[Exercise goal] Copy every item below line for line, changing nothing.

[Entries]
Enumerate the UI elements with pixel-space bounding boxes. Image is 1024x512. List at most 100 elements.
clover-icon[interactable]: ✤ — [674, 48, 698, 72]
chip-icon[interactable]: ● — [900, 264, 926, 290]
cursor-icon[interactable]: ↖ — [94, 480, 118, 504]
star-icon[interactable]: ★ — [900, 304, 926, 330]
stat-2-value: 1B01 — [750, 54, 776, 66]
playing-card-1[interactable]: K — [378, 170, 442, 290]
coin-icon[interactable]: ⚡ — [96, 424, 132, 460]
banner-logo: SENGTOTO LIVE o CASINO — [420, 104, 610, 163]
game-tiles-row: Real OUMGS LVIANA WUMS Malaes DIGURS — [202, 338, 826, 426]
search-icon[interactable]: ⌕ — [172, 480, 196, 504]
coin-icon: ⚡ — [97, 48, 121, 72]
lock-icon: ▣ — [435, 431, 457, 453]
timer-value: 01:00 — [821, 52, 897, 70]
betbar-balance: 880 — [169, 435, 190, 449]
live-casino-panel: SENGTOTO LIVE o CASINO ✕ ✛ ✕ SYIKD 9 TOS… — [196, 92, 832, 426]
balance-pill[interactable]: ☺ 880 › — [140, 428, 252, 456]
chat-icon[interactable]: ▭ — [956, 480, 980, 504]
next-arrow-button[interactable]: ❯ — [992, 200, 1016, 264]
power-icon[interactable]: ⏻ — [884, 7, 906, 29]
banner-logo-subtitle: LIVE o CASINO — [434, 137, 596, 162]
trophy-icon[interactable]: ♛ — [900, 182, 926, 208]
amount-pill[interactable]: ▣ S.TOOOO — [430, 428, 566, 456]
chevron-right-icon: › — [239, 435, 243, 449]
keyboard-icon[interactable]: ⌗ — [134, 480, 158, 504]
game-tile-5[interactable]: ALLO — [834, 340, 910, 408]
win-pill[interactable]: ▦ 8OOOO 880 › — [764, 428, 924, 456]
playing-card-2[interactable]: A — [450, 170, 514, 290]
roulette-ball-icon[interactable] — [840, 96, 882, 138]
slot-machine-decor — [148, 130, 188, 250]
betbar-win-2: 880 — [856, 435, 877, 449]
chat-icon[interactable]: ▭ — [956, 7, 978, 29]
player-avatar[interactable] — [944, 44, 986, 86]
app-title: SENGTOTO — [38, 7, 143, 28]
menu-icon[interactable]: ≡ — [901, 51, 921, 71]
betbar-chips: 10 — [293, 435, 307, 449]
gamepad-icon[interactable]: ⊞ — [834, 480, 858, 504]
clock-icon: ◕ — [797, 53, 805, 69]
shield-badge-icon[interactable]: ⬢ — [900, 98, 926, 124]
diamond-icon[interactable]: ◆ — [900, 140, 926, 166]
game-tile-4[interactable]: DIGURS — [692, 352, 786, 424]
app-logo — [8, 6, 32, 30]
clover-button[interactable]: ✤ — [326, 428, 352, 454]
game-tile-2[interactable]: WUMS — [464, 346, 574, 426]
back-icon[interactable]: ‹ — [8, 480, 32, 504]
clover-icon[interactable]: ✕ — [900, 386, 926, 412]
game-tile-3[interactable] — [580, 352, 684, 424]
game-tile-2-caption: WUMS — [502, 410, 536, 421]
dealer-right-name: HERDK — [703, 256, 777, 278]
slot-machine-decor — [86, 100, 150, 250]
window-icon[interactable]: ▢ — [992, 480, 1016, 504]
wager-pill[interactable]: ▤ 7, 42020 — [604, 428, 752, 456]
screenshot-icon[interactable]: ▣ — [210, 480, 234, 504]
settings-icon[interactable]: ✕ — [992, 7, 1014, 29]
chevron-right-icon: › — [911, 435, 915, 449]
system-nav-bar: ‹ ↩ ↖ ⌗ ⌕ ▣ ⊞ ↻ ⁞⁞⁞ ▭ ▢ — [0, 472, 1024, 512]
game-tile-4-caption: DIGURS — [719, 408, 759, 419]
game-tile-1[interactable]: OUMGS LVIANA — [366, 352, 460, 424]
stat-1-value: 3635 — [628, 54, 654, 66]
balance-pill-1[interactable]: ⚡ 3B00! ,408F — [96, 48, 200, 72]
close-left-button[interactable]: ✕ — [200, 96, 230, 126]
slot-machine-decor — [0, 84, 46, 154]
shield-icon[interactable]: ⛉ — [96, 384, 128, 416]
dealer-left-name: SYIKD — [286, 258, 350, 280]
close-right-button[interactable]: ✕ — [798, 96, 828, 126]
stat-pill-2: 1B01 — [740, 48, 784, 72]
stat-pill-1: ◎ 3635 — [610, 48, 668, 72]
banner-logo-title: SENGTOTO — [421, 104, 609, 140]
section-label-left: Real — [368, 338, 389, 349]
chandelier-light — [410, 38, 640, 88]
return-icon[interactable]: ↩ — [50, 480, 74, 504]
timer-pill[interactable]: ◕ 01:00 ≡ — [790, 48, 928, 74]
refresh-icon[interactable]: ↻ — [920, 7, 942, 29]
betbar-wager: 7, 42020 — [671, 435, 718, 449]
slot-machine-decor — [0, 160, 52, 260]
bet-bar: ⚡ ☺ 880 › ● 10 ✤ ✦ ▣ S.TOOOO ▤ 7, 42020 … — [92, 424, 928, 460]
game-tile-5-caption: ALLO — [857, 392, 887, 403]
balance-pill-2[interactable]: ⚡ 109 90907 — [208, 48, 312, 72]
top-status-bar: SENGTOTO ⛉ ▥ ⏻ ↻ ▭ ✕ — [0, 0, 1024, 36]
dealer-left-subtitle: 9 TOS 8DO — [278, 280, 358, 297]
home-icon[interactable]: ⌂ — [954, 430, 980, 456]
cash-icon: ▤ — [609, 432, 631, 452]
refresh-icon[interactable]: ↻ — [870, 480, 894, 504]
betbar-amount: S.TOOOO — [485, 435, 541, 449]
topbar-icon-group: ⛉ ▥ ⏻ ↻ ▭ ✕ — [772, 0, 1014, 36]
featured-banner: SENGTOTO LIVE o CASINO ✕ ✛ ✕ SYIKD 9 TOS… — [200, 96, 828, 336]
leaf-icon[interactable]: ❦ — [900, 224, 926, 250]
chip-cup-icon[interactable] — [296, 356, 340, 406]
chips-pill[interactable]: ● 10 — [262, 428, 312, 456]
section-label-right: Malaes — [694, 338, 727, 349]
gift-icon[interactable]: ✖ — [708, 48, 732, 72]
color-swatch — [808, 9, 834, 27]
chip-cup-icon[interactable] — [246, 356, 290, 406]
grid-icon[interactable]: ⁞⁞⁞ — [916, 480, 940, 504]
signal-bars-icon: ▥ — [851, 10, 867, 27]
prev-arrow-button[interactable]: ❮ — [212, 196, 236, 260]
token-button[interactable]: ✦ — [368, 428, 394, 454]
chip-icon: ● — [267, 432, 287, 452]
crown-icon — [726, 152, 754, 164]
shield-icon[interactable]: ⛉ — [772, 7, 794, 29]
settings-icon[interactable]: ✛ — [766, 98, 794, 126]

[Correct output]
Enumerate the UI elements with pixel-space bounding boxes. Image is 1024x512. List at most 100 elements.
clover-icon[interactable]: ✤ — [674, 48, 698, 72]
chip-icon[interactable]: ● — [900, 264, 926, 290]
cursor-icon[interactable]: ↖ — [94, 480, 118, 504]
star-icon[interactable]: ★ — [900, 304, 926, 330]
stat-2-value: 1B01 — [750, 54, 776, 66]
playing-card-1[interactable]: K — [378, 170, 442, 290]
coin-icon[interactable]: ⚡ — [96, 424, 132, 460]
banner-logo: SENGTOTO LIVE o CASINO — [420, 104, 610, 163]
game-tiles-row: Real OUMGS LVIANA WUMS Malaes DIGURS — [202, 338, 826, 426]
search-icon[interactable]: ⌕ — [172, 480, 196, 504]
coin-icon: ⚡ — [97, 48, 121, 72]
lock-icon: ▣ — [435, 431, 457, 453]
timer-value: 01:00 — [821, 52, 897, 70]
betbar-balance: 880 — [169, 435, 190, 449]
live-casino-panel: SENGTOTO LIVE o CASINO ✕ ✛ ✕ SYIKD 9 TOS… — [196, 92, 832, 426]
balance-pill[interactable]: ☺ 880 › — [140, 428, 252, 456]
chat-icon[interactable]: ▭ — [956, 480, 980, 504]
next-arrow-button[interactable]: ❯ — [992, 200, 1016, 264]
power-icon[interactable]: ⏻ — [884, 7, 906, 29]
banner-logo-subtitle: LIVE o CASINO — [434, 137, 596, 162]
trophy-icon[interactable]: ♛ — [900, 182, 926, 208]
amount-pill[interactable]: ▣ S.TOOOO — [430, 428, 566, 456]
chevron-right-icon: › — [239, 435, 243, 449]
keyboard-icon[interactable]: ⌗ — [134, 480, 158, 504]
game-tile-5[interactable]: ALLO — [834, 340, 910, 408]
win-pill[interactable]: ▦ 8OOOO 880 › — [764, 428, 924, 456]
playing-card-2[interactable]: A — [450, 170, 514, 290]
roulette-ball-icon[interactable] — [840, 96, 882, 138]
slot-machine-decor — [148, 130, 188, 250]
betbar-win-2: 880 — [856, 435, 877, 449]
chat-icon[interactable]: ▭ — [956, 7, 978, 29]
player-avatar[interactable] — [944, 44, 986, 86]
app-title: SENGTOTO — [38, 7, 143, 28]
menu-icon[interactable]: ≡ — [901, 51, 921, 71]
betbar-chips: 10 — [293, 435, 307, 449]
gamepad-icon[interactable]: ⊞ — [834, 480, 858, 504]
clock-icon: ◕ — [797, 53, 805, 69]
shield-badge-icon[interactable]: ⬢ — [900, 98, 926, 124]
diamond-icon[interactable]: ◆ — [900, 140, 926, 166]
game-tile-4[interactable]: DIGURS — [692, 352, 786, 424]
app-logo — [8, 6, 32, 30]
clover-button[interactable]: ✤ — [326, 428, 352, 454]
game-tile-2[interactable]: WUMS — [464, 346, 574, 426]
back-icon[interactable]: ‹ — [8, 480, 32, 504]
clover-icon[interactable]: ✕ — [900, 386, 926, 412]
game-tile-3[interactable] — [580, 352, 684, 424]
game-tile-2-caption: WUMS — [502, 410, 536, 421]
dealer-right-name: HERDK — [703, 256, 777, 278]
slot-machine-decor — [86, 100, 150, 250]
window-icon[interactable]: ▢ — [992, 480, 1016, 504]
wager-pill[interactable]: ▤ 7, 42020 — [604, 428, 752, 456]
screenshot-icon[interactable]: ▣ — [210, 480, 234, 504]
settings-icon[interactable]: ✕ — [992, 7, 1014, 29]
chevron-right-icon: › — [911, 435, 915, 449]
system-nav-bar: ‹ ↩ ↖ ⌗ ⌕ ▣ ⊞ ↻ ⁞⁞⁞ ▭ ▢ — [0, 472, 1024, 512]
game-tile-4-caption: DIGURS — [719, 408, 759, 419]
game-tile-1[interactable]: OUMGS LVIANA — [366, 352, 460, 424]
stat-1-value: 3635 — [628, 54, 654, 66]
balance-pill-1[interactable]: ⚡ 3B00! ,408F — [96, 48, 200, 72]
close-left-button[interactable]: ✕ — [200, 96, 230, 126]
slot-machine-decor — [0, 84, 46, 154]
shield-icon[interactable]: ⛉ — [96, 384, 128, 416]
dealer-left-name: SYIKD — [286, 258, 350, 280]
close-right-button[interactable]: ✕ — [798, 96, 828, 126]
stat-pill-2: 1B01 — [740, 48, 784, 72]
stat-pill-1: ◎ 3635 — [610, 48, 668, 72]
banner-logo-title: SENGTOTO — [421, 104, 609, 140]
section-label-left: Real — [368, 338, 389, 349]
chandelier-light — [410, 38, 640, 88]
return-icon[interactable]: ↩ — [50, 480, 74, 504]
timer-pill[interactable]: ◕ 01:00 ≡ — [790, 48, 928, 74]
refresh-icon[interactable]: ↻ — [920, 7, 942, 29]
betbar-wager: 7, 42020 — [671, 435, 718, 449]
slot-machine-decor — [0, 160, 52, 260]
bet-bar: ⚡ ☺ 880 › ● 10 ✤ ✦ ▣ S.TOOOO ▤ 7, 42020 … — [92, 424, 928, 460]
game-tile-5-caption: ALLO — [857, 392, 887, 403]
balance-pill-2[interactable]: ⚡ 109 90907 — [208, 48, 312, 72]
top-status-bar: SENGTOTO ⛉ ▥ ⏻ ↻ ▭ ✕ — [0, 0, 1024, 36]
dealer-left-subtitle: 9 TOS 8DO — [278, 280, 358, 297]
home-icon[interactable]: ⌂ — [954, 430, 980, 456]
cash-icon: ▤ — [609, 432, 631, 452]
refresh-icon[interactable]: ↻ — [870, 480, 894, 504]
betbar-amount: S.TOOOO — [485, 435, 541, 449]
topbar-icon-group: ⛉ ▥ ⏻ ↻ ▭ ✕ — [772, 0, 1014, 36]
featured-banner: SENGTOTO LIVE o CASINO ✕ ✛ ✕ SYIKD 9 TOS… — [200, 96, 828, 336]
leaf-icon[interactable]: ❦ — [900, 224, 926, 250]
chip-cup-icon[interactable] — [296, 356, 340, 406]
chips-pill[interactable]: ● 10 — [262, 428, 312, 456]
section-label-right: Malaes — [694, 338, 727, 349]
gift-icon[interactable]: ✖ — [708, 48, 732, 72]
color-swatch — [808, 9, 834, 27]
chip-cup-icon[interactable] — [246, 356, 290, 406]
grid-icon[interactable]: ⁞⁞⁞ — [916, 480, 940, 504]
signal-bars-icon: ▥ — [851, 10, 867, 27]
prev-arrow-button[interactable]: ❮ — [212, 196, 236, 260]
token-button[interactable]: ✦ — [368, 428, 394, 454]
chip-icon: ● — [267, 432, 287, 452]
crown-icon — [726, 152, 754, 164]
shield-icon[interactable]: ⛉ — [772, 7, 794, 29]
settings-icon[interactable]: ✛ — [766, 98, 794, 126]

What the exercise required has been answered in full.